**Written problem:** Extract each line of the data and write it out again exactly.

Dataset items
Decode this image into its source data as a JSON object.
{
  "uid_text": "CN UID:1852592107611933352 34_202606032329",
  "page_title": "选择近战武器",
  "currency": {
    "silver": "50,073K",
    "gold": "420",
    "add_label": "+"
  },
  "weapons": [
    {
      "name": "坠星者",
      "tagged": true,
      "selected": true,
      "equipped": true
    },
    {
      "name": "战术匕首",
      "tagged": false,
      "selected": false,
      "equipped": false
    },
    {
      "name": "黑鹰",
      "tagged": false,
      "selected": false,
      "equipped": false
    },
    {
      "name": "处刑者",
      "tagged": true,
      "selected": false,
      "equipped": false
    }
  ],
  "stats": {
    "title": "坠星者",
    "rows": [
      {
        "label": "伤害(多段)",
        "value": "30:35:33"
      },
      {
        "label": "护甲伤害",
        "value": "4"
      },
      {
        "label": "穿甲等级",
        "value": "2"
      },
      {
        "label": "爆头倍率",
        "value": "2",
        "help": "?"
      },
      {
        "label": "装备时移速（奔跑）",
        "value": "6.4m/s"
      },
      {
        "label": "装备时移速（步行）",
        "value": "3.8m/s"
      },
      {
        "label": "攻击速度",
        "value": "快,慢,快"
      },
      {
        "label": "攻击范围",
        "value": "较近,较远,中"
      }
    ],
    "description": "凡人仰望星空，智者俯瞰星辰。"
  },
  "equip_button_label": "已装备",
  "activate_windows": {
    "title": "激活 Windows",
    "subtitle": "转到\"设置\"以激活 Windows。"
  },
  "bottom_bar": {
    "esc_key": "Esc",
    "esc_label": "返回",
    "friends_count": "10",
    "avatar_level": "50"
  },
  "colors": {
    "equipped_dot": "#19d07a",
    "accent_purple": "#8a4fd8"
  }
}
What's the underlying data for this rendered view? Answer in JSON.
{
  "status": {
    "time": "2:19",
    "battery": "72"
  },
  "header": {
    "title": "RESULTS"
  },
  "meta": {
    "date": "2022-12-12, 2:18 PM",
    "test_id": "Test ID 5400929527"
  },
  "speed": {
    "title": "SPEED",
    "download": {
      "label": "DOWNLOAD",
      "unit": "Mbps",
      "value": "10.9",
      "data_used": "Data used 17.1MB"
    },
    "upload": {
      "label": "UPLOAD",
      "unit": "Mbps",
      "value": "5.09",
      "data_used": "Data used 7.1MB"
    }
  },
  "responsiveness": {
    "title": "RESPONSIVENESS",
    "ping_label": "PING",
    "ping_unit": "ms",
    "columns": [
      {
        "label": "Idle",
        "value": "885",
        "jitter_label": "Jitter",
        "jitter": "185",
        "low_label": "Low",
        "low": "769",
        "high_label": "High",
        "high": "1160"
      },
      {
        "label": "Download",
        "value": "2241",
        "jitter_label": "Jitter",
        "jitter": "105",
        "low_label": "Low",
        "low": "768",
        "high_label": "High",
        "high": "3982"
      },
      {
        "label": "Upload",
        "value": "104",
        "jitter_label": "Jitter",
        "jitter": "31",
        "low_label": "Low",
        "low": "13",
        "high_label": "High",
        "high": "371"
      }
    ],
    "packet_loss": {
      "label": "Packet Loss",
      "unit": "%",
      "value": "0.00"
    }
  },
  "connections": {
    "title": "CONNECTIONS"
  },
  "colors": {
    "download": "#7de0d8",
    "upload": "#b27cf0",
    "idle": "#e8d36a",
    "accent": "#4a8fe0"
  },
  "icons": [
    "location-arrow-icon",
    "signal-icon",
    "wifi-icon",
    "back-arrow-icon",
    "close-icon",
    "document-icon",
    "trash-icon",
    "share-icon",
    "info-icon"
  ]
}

**Response:**
Decode this image into its source data as a JSON object.
{
  "uid_text": "CN UID:1852592107611933352 34_202606032329",
  "page_title": "选择近战武器",
  "currency": {
    "silver": "50,073K",
    "gold": "420",
    "add_label": "+"
  },
  "weapons": [
    {
      "name": "坠星者",
      "tagged": true,
      "selected": true,
      "equipped": true
    },
    {
      "name": "战术匕首",
      "tagged": false,
      "selected": false,
      "equipped": false
    },
    {
      "name": "黑鹰",
      "tagged": false,
      "selected": false,
      "equipped": false
    },
    {
      "name": "处刑者",
      "tagged": true,
      "selected": false,
      "equipped": false
    }
  ],
  "stats": {
    "title": "坠星者",
    "rows": [
      {
        "label": "伤害(多段)",
        "value": "30:35:33"
      },
      {
        "label": "护甲伤害",
        "value": "4"
      },
      {
        "label": "穿甲等级",
        "value": "2"
      },
      {
        "label": "爆头倍率",
        "value": "2",
        "help": "?"
      },
      {
        "label": "装备时移速（奔跑）",
        "value": "6.4m/s"
      },
      {
        "label": "装备时移速（步行）",
        "value": "3.8m/s"
      },
      {
        "label": "攻击速度",
        "value": "快,慢,快"
      },
      {
        "label": "攻击范围",
        "value": "较近,较远,中"
      }
    ],
    "description": "凡人仰望星空，智者俯瞰星辰。"
  },
  "equip_button_label": "已装备",
  "activate_windows": {
    "title": "激活 Windows",
    "subtitle": "转到\"设置\"以激活 Windows。"
  },
  "bottom_bar": {
    "esc_key": "Esc",
    "esc_label": "返回",
    "friends_count": "10",
    "avatar_level": "50"
  },
  "colors": {
    "equipped_dot": "#19d07a",
    "accent_purple": "#8a4fd8"
  }
}
What's the underlying data for this rendered view? Answer in JSON.
{
  "status": {
    "time": "2:19",
    "battery": "72"
  },
  "header": {
    "title": "RESULTS"
  },
  "meta": {
    "date": "2022-12-12, 2:18 PM",
    "test_id": "Test ID 5400929527"
  },
  "speed": {
    "title": "SPEED",
    "download": {
      "label": "DOWNLOAD",
      "unit": "Mbps",
      "value": "10.9",
      "data_used": "Data used 17.1MB"
    },
    "upload": {
      "label": "UPLOAD",
      "unit": "Mbps",
      "value": "5.09",
      "data_used": "Data used 7.1MB"
    }
  },
  "responsiveness": {
    "title": "RESPONSIVENESS",
    "ping_label": "PING",
    "ping_unit": "ms",
    "columns": [
      {
        "label": "Idle",
        "value": "885",
        "jitter_label": "Jitter",
        "jitter": "185",
        "low_label": "Low",
        "low": "769",
        "high_label": "High",
        "high": "1160"
      },
      {
        "label": "Download",
        "value": "2241",
        "jitter_label": "Jitter",
        "jitter": "105",
        "low_label": "Low",
        "low": "768",
        "high_label": "High",
        "high": "3982"
      },
      {
        "label": "Upload",
        "value": "104",
        "jitter_label": "Jitter",
        "jitter": "31",
        "low_label": "Low",
        "low": "13",
        "high_label": "High",
        "high": "371"
      }
    ],
    "packet_loss": {
      "label": "Packet Loss",
      "unit": "%",
      "value": "0.00"
    }
  },
  "connections": {
    "title": "CONNECTIONS"
  },
  "colors": {
    "download": "#7de0d8",
    "upload": "#b27cf0",
    "idle": "#e8d36a",
    "accent": "#4a8fe0"
  },
  "icons": [
    "location-arrow-icon",
    "signal-icon",
    "wifi-icon",
    "back-arrow-icon",
    "close-icon",
    "document-icon",
    "trash-icon",
    "share-icon",
    "info-icon"
  ]
}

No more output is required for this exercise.